Given exercise: Quote these lines exactly: the one that holds "Decode this image" and every line after it to the end of the material below. Skip pictures.

──────── Supplied material ────────

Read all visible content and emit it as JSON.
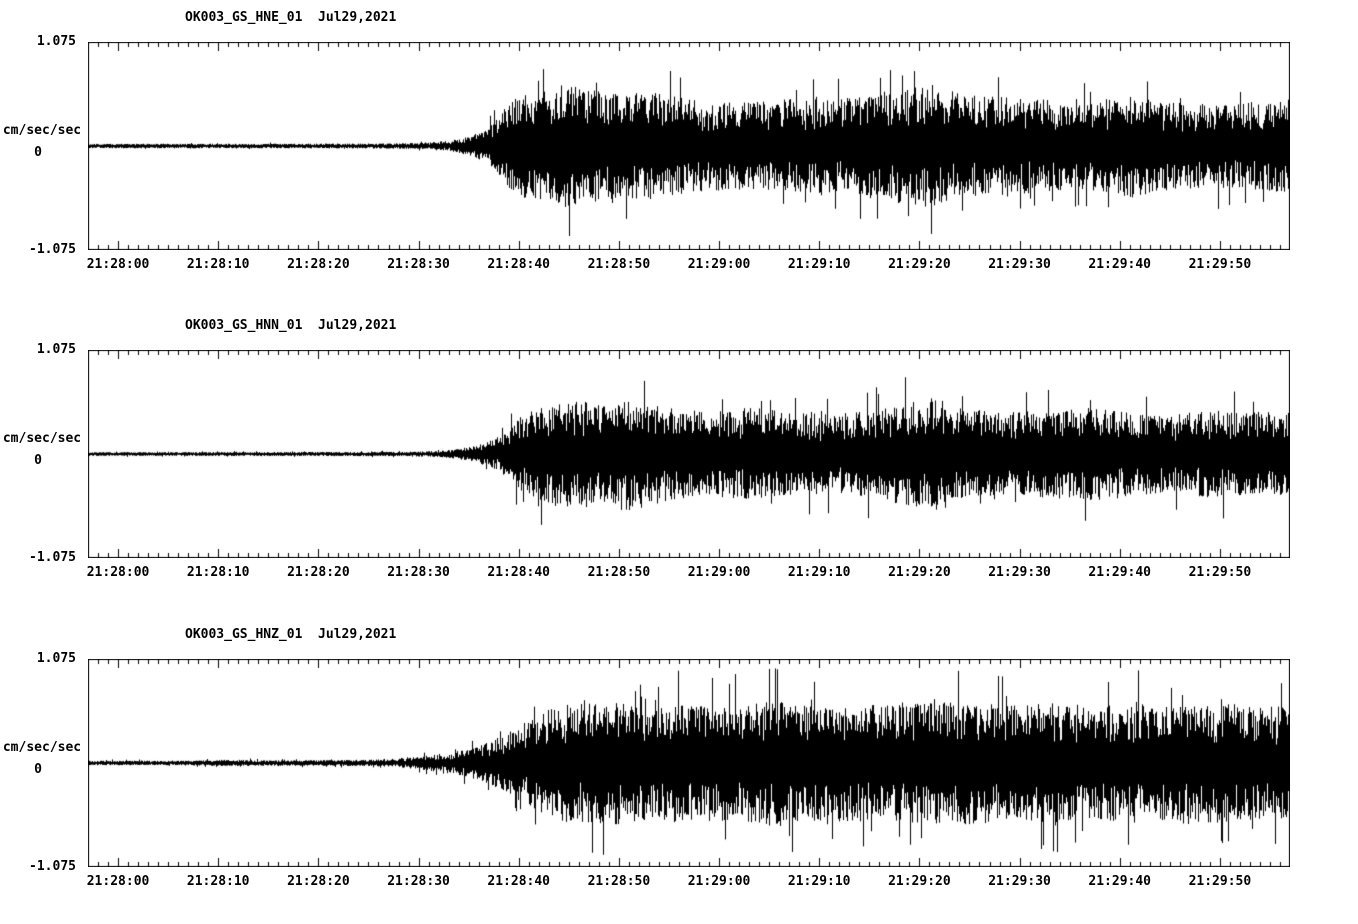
{
  "colors": {
    "trace": "#000000",
    "background": "#ffffff"
  },
  "chart_data": [
    {
      "type": "line",
      "chart_kind": "seismogram",
      "station_channel": "OK003_GS_HNE_01",
      "date": "Jul29,2021",
      "title": "OK003_GS_HNE_01  Jul29,2021",
      "xlabel": "",
      "ylabel": "cm/sec/sec",
      "ylim": [
        -1.075,
        1.075
      ],
      "y_max_label": "1.075",
      "y_zero_label": "0",
      "y_min_label": "-1.075",
      "x_tick_labels": [
        "21:28:00",
        "21:28:10",
        "21:28:20",
        "21:28:30",
        "21:28:40",
        "21:28:50",
        "21:29:00",
        "21:29:10",
        "21:29:20",
        "21:29:30",
        "21:29:40",
        "21:29:50"
      ],
      "x_span_sec": 120,
      "x_first_tick_sec": 3,
      "x_tick_interval_sec": 10,
      "x_minor_tick_sec": 1,
      "grid": false,
      "legend": false,
      "peak_probability": 0.04,
      "peak_factor": 1.5,
      "seed": 101,
      "envelope_t_sec": [
        0,
        20,
        30,
        33,
        36,
        38,
        40,
        42,
        44,
        47,
        50,
        53,
        56,
        60,
        65,
        70,
        75,
        78,
        81,
        84,
        87,
        90,
        95,
        100,
        104,
        108,
        112,
        116,
        120
      ],
      "envelope_amp": [
        0.022,
        0.022,
        0.025,
        0.03,
        0.05,
        0.09,
        0.18,
        0.42,
        0.52,
        0.6,
        0.55,
        0.5,
        0.52,
        0.45,
        0.42,
        0.45,
        0.45,
        0.5,
        0.55,
        0.6,
        0.5,
        0.48,
        0.45,
        0.42,
        0.5,
        0.42,
        0.4,
        0.42,
        0.45
      ]
    },
    {
      "type": "line",
      "chart_kind": "seismogram",
      "station_channel": "OK003_GS_HNN_01",
      "date": "Jul29,2021",
      "title": "OK003_GS_HNN_01  Jul29,2021",
      "xlabel": "",
      "ylabel": "cm/sec/sec",
      "ylim": [
        -1.075,
        1.075
      ],
      "y_max_label": "1.075",
      "y_zero_label": "0",
      "y_min_label": "-1.075",
      "x_tick_labels": [
        "21:28:00",
        "21:28:10",
        "21:28:20",
        "21:28:30",
        "21:28:40",
        "21:28:50",
        "21:29:00",
        "21:29:10",
        "21:29:20",
        "21:29:30",
        "21:29:40",
        "21:29:50"
      ],
      "x_span_sec": 120,
      "x_first_tick_sec": 3,
      "x_tick_interval_sec": 10,
      "x_minor_tick_sec": 1,
      "grid": false,
      "legend": false,
      "peak_probability": 0.04,
      "peak_factor": 1.5,
      "seed": 202,
      "envelope_t_sec": [
        0,
        25,
        32,
        35,
        37,
        39,
        41,
        43,
        45,
        48,
        51,
        54,
        58,
        62,
        66,
        70,
        74,
        78,
        82,
        85,
        88,
        92,
        96,
        100,
        104,
        108,
        112,
        116,
        120
      ],
      "envelope_amp": [
        0.018,
        0.02,
        0.022,
        0.03,
        0.05,
        0.09,
        0.16,
        0.35,
        0.45,
        0.55,
        0.5,
        0.55,
        0.45,
        0.4,
        0.45,
        0.4,
        0.38,
        0.42,
        0.5,
        0.55,
        0.42,
        0.4,
        0.42,
        0.45,
        0.4,
        0.38,
        0.42,
        0.4,
        0.42
      ]
    },
    {
      "type": "line",
      "chart_kind": "seismogram",
      "station_channel": "OK003_GS_HNZ_01",
      "date": "Jul29,2021",
      "title": "OK003_GS_HNZ_01  Jul29,2021",
      "xlabel": "",
      "ylabel": "cm/sec/sec",
      "ylim": [
        -1.075,
        1.075
      ],
      "y_max_label": "1.075",
      "y_zero_label": "0",
      "y_min_label": "-1.075",
      "x_tick_labels": [
        "21:28:00",
        "21:28:10",
        "21:28:20",
        "21:28:30",
        "21:28:40",
        "21:28:50",
        "21:29:00",
        "21:29:10",
        "21:29:20",
        "21:29:30",
        "21:29:40",
        "21:29:50"
      ],
      "x_span_sec": 120,
      "x_first_tick_sec": 3,
      "x_tick_interval_sec": 10,
      "x_minor_tick_sec": 1,
      "grid": false,
      "legend": false,
      "peak_probability": 0.06,
      "peak_factor": 1.55,
      "seed": 303,
      "envelope_t_sec": [
        0,
        10,
        14,
        18,
        25,
        30,
        33,
        36,
        38,
        40,
        42,
        44,
        46,
        48,
        52,
        56,
        60,
        64,
        68,
        72,
        76,
        80,
        84,
        88,
        92,
        96,
        100,
        104,
        108,
        112,
        116,
        120
      ],
      "envelope_amp": [
        0.022,
        0.022,
        0.032,
        0.026,
        0.028,
        0.035,
        0.06,
        0.1,
        0.14,
        0.2,
        0.3,
        0.42,
        0.52,
        0.58,
        0.6,
        0.55,
        0.58,
        0.55,
        0.6,
        0.55,
        0.58,
        0.55,
        0.58,
        0.6,
        0.55,
        0.58,
        0.55,
        0.58,
        0.55,
        0.58,
        0.55,
        0.55
      ]
    }
  ]
}
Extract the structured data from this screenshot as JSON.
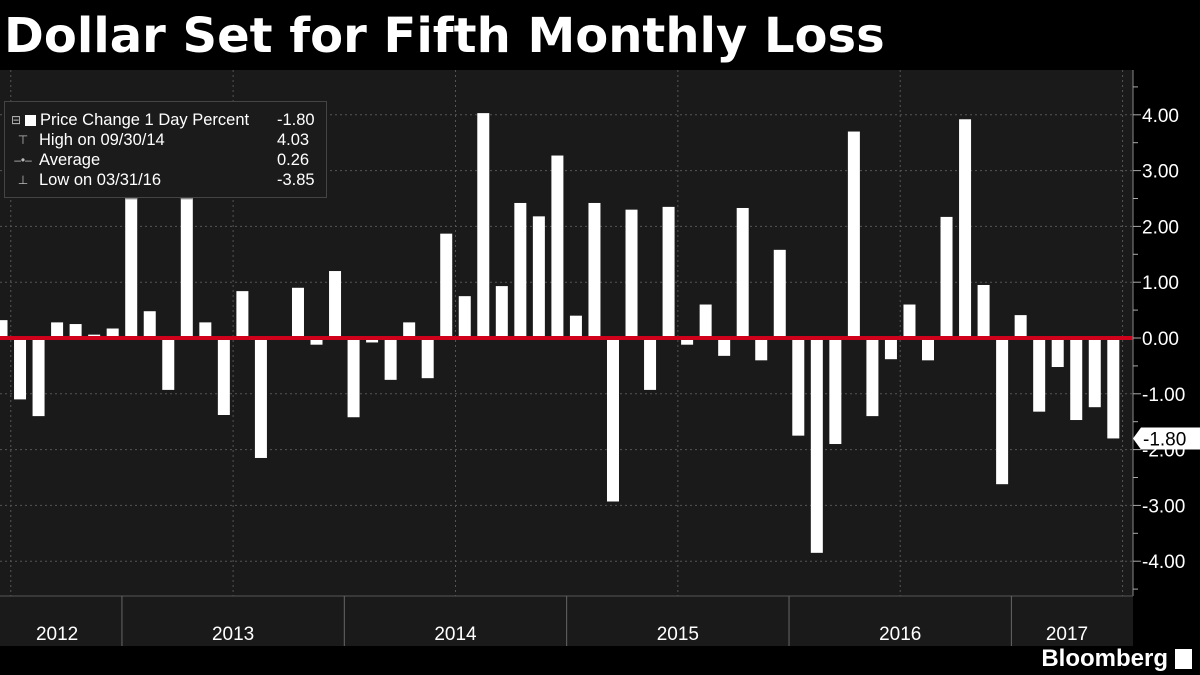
{
  "title": "Dollar Set for Fifth Monthly Loss",
  "brand": "Bloomberg",
  "legend": {
    "series_label": "Price Change 1 Day Percent",
    "series_value": "-1.80",
    "high_label": "High on 09/30/14",
    "high_value": "4.03",
    "avg_label": "Average",
    "avg_value": "0.26",
    "low_label": "Low on 03/31/16",
    "low_value": "-3.85"
  },
  "colors": {
    "background": "#1a1a1a",
    "bars": "#ffffff",
    "zero_line": "#d0021b",
    "grid": "#555555",
    "marker": "#8c8c8c"
  },
  "chart_data": {
    "type": "bar",
    "title": "Dollar Set for Fifth Monthly Loss",
    "xlabel": "",
    "ylabel": "",
    "ylim": [
      -4.6,
      4.75
    ],
    "y_ticks": [
      "4.00",
      "3.00",
      "2.00",
      "1.00",
      "0.00",
      "-1.00",
      "-2.00",
      "-3.00",
      "-4.00"
    ],
    "y_tick_values": [
      4,
      3,
      2,
      1,
      0,
      -1,
      -2,
      -3,
      -4
    ],
    "years": [
      "2012",
      "2013",
      "2014",
      "2015",
      "2016",
      "2017"
    ],
    "start": "2012-06",
    "end": "2017-07",
    "series": [
      {
        "name": "Price Change 1 Day Percent",
        "values": [
          0.32,
          -1.1,
          -1.4,
          0.28,
          0.25,
          0.06,
          0.17,
          2.7,
          0.48,
          -0.93,
          2.7,
          0.28,
          -1.38,
          0.84,
          -2.15,
          0.0,
          0.9,
          -0.12,
          1.2,
          -1.42,
          -0.08,
          -0.75,
          0.28,
          -0.72,
          1.87,
          0.75,
          4.03,
          0.93,
          2.42,
          2.18,
          3.27,
          0.4,
          2.42,
          -2.93,
          2.3,
          -0.93,
          2.35,
          -0.12,
          0.6,
          -0.32,
          2.33,
          -0.4,
          1.58,
          -1.75,
          -3.85,
          -1.9,
          3.7,
          -1.4,
          -0.38,
          0.6,
          -0.4,
          2.17,
          3.92,
          0.95,
          -2.62,
          0.41,
          -1.32,
          -0.52,
          -1.47,
          -1.24,
          -1.8
        ]
      }
    ],
    "capped_marker_values": [
      "2.7",
      "2.7"
    ],
    "last_value_label": "-1.80",
    "grid": true,
    "legend_position": "top-left"
  }
}
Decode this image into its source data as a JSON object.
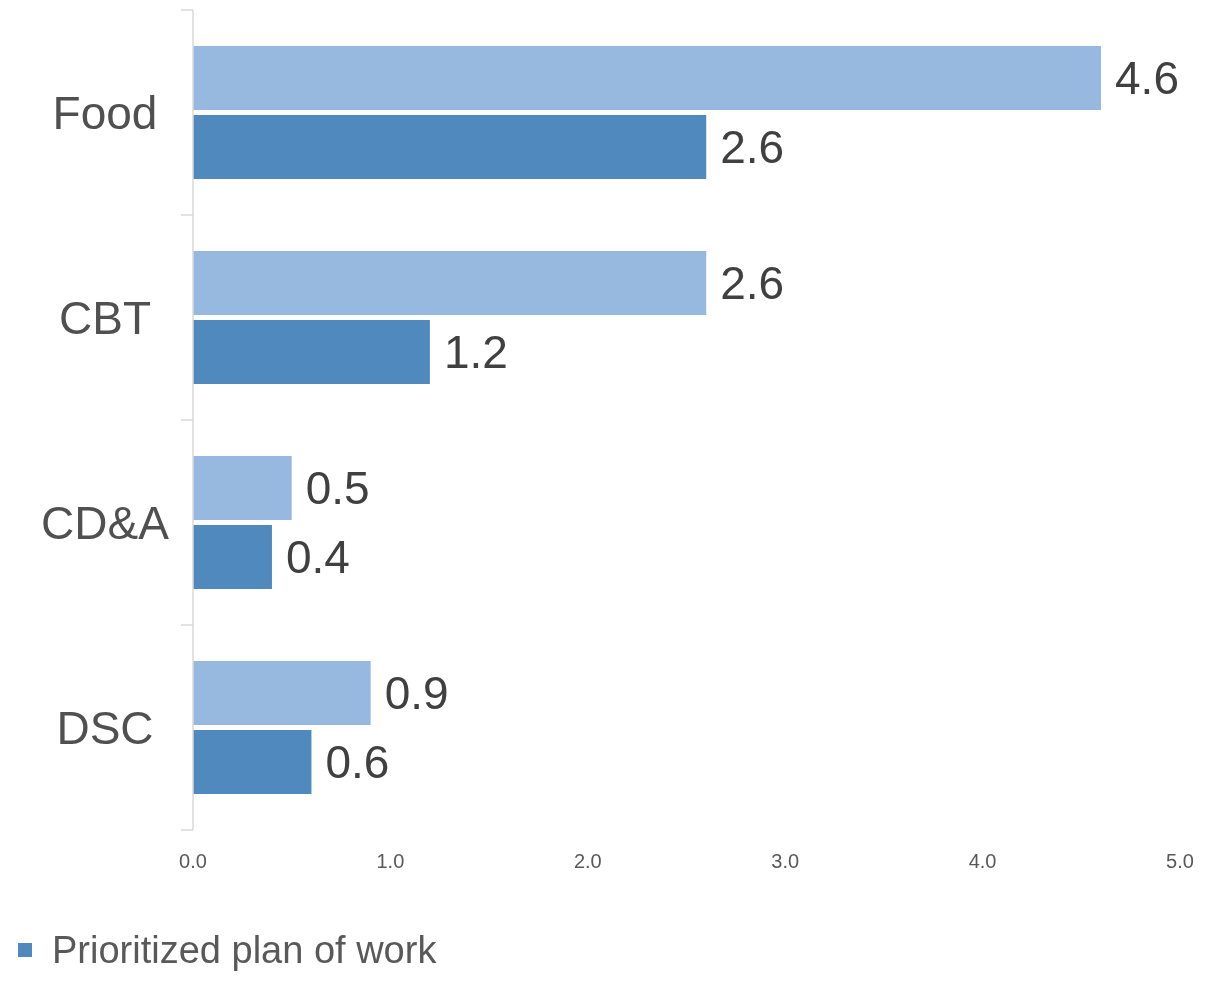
{
  "chart_data": {
    "type": "bar",
    "orientation": "horizontal",
    "categories": [
      "Food",
      "CBT",
      "CD&A",
      "DSC"
    ],
    "series": [
      {
        "color": "#98b9df",
        "values": [
          4.6,
          2.6,
          0.5,
          0.9
        ]
      },
      {
        "name": "Prioritized plan of work",
        "color": "#4f89bd",
        "values": [
          2.6,
          1.2,
          0.4,
          0.6
        ]
      }
    ],
    "xlim": [
      0,
      5
    ],
    "xticks": [
      {
        "value": 0,
        "label": "0.0"
      },
      {
        "value": 1,
        "label": "1.0"
      },
      {
        "value": 2,
        "label": "2.0"
      },
      {
        "value": 3,
        "label": "3.0"
      },
      {
        "value": 4,
        "label": "4.0"
      },
      {
        "value": 5,
        "label": "5.0"
      }
    ],
    "data_labels": true,
    "legend": "bottom left",
    "grid": false
  }
}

────────

Reply to the task:
Decode this image into its source data as a JSON object.
{
  "chart_data": {
    "type": "bar",
    "orientation": "horizontal",
    "categories": [
      "Food",
      "CBT",
      "CD&A",
      "DSC"
    ],
    "series": [
      {
        "color": "#98b9df",
        "values": [
          4.6,
          2.6,
          0.5,
          0.9
        ]
      },
      {
        "name": "Prioritized plan of work",
        "color": "#4f89bd",
        "values": [
          2.6,
          1.2,
          0.4,
          0.6
        ]
      }
    ],
    "xlim": [
      0,
      5
    ],
    "xticks": [
      {
        "value": 0,
        "label": "0.0"
      },
      {
        "value": 1,
        "label": "1.0"
      },
      {
        "value": 2,
        "label": "2.0"
      },
      {
        "value": 3,
        "label": "3.0"
      },
      {
        "value": 4,
        "label": "4.0"
      },
      {
        "value": 5,
        "label": "5.0"
      }
    ],
    "data_labels": true,
    "legend": "bottom left",
    "grid": false
  }
}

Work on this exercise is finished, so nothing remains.